Only the records, exactly as written, belong in the answer; pictures do not.

**TASK DATA**
########################################
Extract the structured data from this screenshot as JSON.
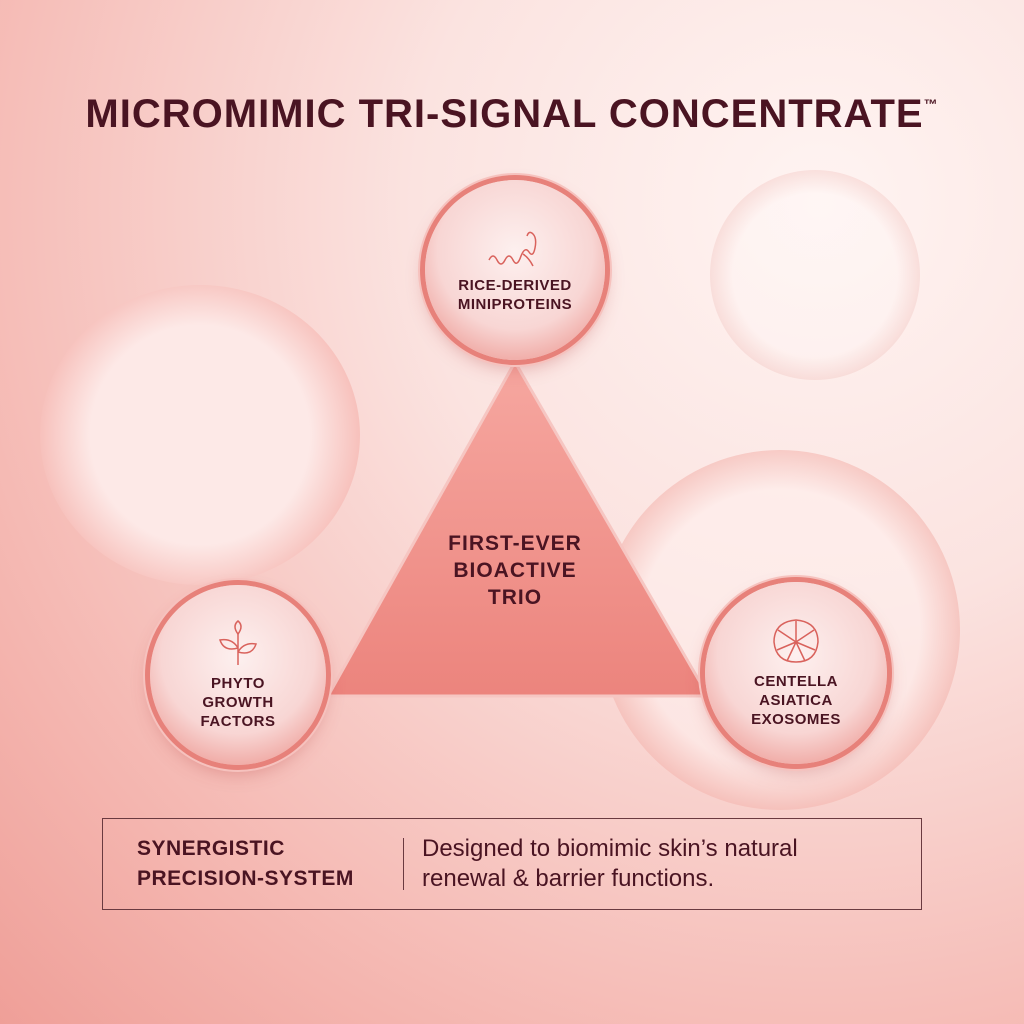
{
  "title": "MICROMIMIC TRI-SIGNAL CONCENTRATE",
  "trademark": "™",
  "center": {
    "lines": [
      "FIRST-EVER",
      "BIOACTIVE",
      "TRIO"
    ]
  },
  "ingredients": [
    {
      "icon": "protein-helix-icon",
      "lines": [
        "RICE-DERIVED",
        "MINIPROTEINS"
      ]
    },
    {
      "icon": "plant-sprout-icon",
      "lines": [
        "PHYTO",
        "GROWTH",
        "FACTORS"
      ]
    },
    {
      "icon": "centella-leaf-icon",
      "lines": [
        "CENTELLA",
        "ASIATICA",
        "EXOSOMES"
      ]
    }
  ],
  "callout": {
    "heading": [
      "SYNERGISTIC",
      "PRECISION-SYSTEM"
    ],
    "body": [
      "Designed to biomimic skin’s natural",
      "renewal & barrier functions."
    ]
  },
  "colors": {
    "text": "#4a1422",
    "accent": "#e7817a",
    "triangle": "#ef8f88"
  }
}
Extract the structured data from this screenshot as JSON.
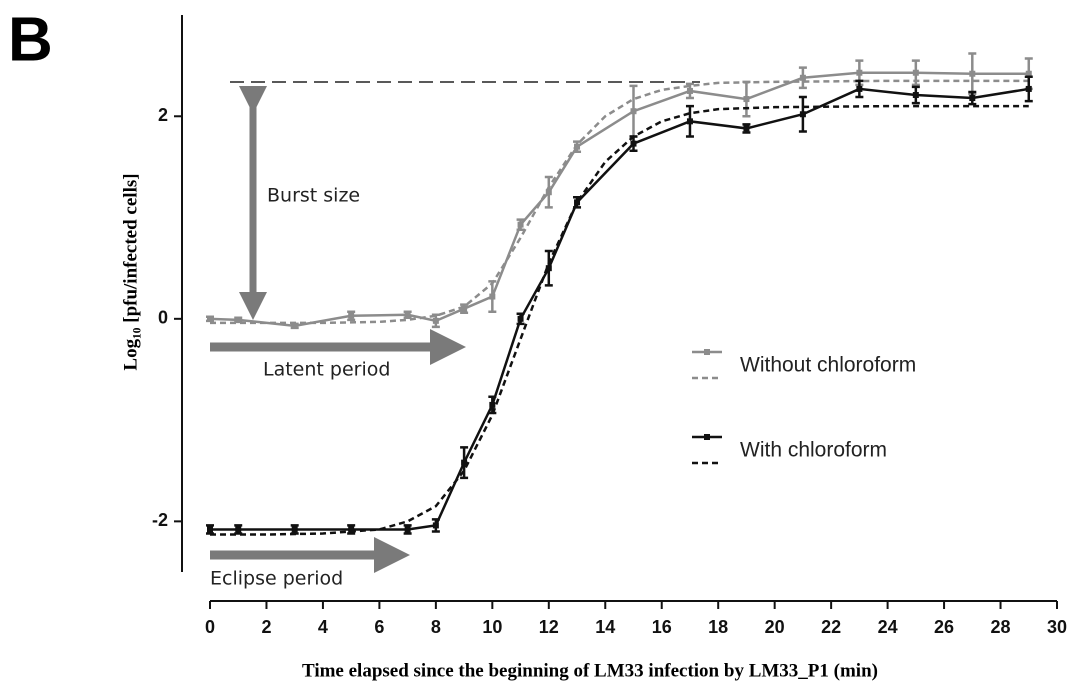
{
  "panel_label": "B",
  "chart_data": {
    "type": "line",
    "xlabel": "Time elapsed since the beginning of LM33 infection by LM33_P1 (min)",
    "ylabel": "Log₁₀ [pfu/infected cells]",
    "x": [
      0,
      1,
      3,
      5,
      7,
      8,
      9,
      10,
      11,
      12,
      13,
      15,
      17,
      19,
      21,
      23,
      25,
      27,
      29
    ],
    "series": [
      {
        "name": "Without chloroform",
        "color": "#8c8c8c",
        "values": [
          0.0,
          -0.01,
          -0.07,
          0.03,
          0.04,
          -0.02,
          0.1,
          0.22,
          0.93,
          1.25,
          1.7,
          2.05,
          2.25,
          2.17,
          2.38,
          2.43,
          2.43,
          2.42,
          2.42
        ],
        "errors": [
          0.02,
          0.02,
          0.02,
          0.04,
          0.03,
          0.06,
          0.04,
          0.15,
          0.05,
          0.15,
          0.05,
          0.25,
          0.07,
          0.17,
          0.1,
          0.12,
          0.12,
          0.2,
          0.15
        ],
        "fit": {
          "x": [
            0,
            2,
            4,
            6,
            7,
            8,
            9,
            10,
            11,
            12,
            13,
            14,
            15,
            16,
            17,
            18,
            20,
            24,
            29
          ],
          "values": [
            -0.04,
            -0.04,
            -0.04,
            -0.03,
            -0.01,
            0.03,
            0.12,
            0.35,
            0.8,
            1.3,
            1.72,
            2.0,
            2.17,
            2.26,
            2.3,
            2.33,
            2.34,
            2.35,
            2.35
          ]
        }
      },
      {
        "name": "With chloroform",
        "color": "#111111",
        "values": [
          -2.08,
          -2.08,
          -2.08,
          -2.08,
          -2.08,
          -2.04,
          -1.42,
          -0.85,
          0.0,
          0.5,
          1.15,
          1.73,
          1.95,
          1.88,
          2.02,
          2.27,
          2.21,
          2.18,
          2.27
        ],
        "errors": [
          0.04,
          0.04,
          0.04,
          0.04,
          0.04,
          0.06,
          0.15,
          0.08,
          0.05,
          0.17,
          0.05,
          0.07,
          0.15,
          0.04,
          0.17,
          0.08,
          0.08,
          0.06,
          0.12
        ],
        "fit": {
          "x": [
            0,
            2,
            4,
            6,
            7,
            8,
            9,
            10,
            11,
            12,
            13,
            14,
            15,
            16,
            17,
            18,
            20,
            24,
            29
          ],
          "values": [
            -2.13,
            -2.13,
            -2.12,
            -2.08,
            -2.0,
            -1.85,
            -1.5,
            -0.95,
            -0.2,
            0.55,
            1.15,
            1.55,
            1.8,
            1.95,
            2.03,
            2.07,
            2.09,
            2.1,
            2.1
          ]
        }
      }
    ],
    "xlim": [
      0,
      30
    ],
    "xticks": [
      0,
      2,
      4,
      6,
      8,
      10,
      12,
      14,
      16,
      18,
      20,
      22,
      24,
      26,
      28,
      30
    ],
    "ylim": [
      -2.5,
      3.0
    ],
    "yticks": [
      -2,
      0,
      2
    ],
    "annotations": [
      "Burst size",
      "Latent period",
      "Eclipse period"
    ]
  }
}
########################################
**WRITTEN RESPONSE**
Extract the structured data from this screenshot as JSON.
{
  "title": "MICROMIMIC TRI-SIGNAL CONCENTRATE",
  "trademark": "™",
  "center": {
    "lines": [
      "FIRST-EVER",
      "BIOACTIVE",
      "TRIO"
    ]
  },
  "ingredients": [
    {
      "icon": "protein-helix-icon",
      "lines": [
        "RICE-DERIVED",
        "MINIPROTEINS"
      ]
    },
    {
      "icon": "plant-sprout-icon",
      "lines": [
        "PHYTO",
        "GROWTH",
        "FACTORS"
      ]
    },
    {
      "icon": "centella-leaf-icon",
      "lines": [
        "CENTELLA",
        "ASIATICA",
        "EXOSOMES"
      ]
    }
  ],
  "callout": {
    "heading": [
      "SYNERGISTIC",
      "PRECISION-SYSTEM"
    ],
    "body": [
      "Designed to biomimic skin’s natural",
      "renewal & barrier functions."
    ]
  },
  "colors": {
    "text": "#4a1422",
    "accent": "#e7817a",
    "triangle": "#ef8f88"
  }
}
Extract the structured data from this screenshot as JSON.
{
  "panel_label": "B",
  "chart_data": {
    "type": "line",
    "xlabel": "Time elapsed since the beginning of LM33 infection by LM33_P1 (min)",
    "ylabel": "Log₁₀ [pfu/infected cells]",
    "x": [
      0,
      1,
      3,
      5,
      7,
      8,
      9,
      10,
      11,
      12,
      13,
      15,
      17,
      19,
      21,
      23,
      25,
      27,
      29
    ],
    "series": [
      {
        "name": "Without chloroform",
        "color": "#8c8c8c",
        "values": [
          0.0,
          -0.01,
          -0.07,
          0.03,
          0.04,
          -0.02,
          0.1,
          0.22,
          0.93,
          1.25,
          1.7,
          2.05,
          2.25,
          2.17,
          2.38,
          2.43,
          2.43,
          2.42,
          2.42
        ],
        "errors": [
          0.02,
          0.02,
          0.02,
          0.04,
          0.03,
          0.06,
          0.04,
          0.15,
          0.05,
          0.15,
          0.05,
          0.25,
          0.07,
          0.17,
          0.1,
          0.12,
          0.12,
          0.2,
          0.15
        ],
        "fit": {
          "x": [
            0,
            2,
            4,
            6,
            7,
            8,
            9,
            10,
            11,
            12,
            13,
            14,
            15,
            16,
            17,
            18,
            20,
            24,
            29
          ],
          "values": [
            -0.04,
            -0.04,
            -0.04,
            -0.03,
            -0.01,
            0.03,
            0.12,
            0.35,
            0.8,
            1.3,
            1.72,
            2.0,
            2.17,
            2.26,
            2.3,
            2.33,
            2.34,
            2.35,
            2.35
          ]
        }
      },
      {
        "name": "With chloroform",
        "color": "#111111",
        "values": [
          -2.08,
          -2.08,
          -2.08,
          -2.08,
          -2.08,
          -2.04,
          -1.42,
          -0.85,
          0.0,
          0.5,
          1.15,
          1.73,
          1.95,
          1.88,
          2.02,
          2.27,
          2.21,
          2.18,
          2.27
        ],
        "errors": [
          0.04,
          0.04,
          0.04,
          0.04,
          0.04,
          0.06,
          0.15,
          0.08,
          0.05,
          0.17,
          0.05,
          0.07,
          0.15,
          0.04,
          0.17,
          0.08,
          0.08,
          0.06,
          0.12
        ],
        "fit": {
          "x": [
            0,
            2,
            4,
            6,
            7,
            8,
            9,
            10,
            11,
            12,
            13,
            14,
            15,
            16,
            17,
            18,
            20,
            24,
            29
          ],
          "values": [
            -2.13,
            -2.13,
            -2.12,
            -2.08,
            -2.0,
            -1.85,
            -1.5,
            -0.95,
            -0.2,
            0.55,
            1.15,
            1.55,
            1.8,
            1.95,
            2.03,
            2.07,
            2.09,
            2.1,
            2.1
          ]
        }
      }
    ],
    "xlim": [
      0,
      30
    ],
    "xticks": [
      0,
      2,
      4,
      6,
      8,
      10,
      12,
      14,
      16,
      18,
      20,
      22,
      24,
      26,
      28,
      30
    ],
    "ylim": [
      -2.5,
      3.0
    ],
    "yticks": [
      -2,
      0,
      2
    ],
    "annotations": [
      "Burst size",
      "Latent period",
      "Eclipse period"
    ]
  }
}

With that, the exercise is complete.